§ **What the task asks**:
Provide only the number of lines in the data below that contain the word "Закупка".

--- begin Exercise materials ---

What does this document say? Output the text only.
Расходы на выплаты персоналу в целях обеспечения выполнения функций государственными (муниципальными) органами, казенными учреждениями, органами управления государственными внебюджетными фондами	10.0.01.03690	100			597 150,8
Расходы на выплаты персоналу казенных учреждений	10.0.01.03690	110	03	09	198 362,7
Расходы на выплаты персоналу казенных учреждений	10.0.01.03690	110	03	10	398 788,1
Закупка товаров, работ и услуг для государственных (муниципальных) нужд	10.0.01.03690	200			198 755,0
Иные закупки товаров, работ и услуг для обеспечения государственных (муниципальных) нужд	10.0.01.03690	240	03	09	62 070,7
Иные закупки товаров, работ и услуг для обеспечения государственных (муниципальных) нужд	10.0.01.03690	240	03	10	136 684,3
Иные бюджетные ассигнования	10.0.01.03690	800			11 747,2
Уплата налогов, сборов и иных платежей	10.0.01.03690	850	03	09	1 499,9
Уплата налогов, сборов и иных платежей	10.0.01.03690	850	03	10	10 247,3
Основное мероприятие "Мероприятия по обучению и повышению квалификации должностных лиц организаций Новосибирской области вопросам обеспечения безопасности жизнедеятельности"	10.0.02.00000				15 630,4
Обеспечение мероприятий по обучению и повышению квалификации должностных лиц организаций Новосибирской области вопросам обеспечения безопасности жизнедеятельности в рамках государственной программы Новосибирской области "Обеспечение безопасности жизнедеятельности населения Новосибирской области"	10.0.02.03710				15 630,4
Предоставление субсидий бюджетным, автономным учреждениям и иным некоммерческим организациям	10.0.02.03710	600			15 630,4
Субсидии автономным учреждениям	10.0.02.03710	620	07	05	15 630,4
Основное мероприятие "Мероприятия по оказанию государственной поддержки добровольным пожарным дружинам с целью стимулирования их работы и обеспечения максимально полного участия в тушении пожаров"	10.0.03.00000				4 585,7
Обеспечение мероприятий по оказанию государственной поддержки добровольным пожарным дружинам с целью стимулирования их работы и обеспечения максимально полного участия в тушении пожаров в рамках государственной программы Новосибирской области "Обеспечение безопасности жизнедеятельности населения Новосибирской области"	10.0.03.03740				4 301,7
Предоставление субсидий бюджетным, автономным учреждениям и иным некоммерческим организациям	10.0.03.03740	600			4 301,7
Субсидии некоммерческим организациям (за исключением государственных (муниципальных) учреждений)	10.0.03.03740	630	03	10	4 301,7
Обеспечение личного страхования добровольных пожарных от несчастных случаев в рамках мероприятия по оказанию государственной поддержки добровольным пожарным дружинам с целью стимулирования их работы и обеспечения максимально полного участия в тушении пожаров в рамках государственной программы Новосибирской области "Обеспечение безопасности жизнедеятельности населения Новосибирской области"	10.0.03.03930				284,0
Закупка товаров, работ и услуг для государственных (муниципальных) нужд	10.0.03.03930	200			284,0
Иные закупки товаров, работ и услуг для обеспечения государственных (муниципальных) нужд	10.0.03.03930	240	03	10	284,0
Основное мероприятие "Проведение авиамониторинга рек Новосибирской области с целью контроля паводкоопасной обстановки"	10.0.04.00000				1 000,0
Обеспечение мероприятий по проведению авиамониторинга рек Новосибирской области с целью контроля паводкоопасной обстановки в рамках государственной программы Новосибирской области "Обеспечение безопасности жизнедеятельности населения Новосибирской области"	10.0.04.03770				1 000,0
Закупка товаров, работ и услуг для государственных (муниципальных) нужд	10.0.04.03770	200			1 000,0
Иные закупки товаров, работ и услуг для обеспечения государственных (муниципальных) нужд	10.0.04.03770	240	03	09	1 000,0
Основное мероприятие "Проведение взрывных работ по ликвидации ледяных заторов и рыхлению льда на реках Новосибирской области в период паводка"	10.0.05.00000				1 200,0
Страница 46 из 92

--- end Exercise materials ---

§ **Exercise result**:
3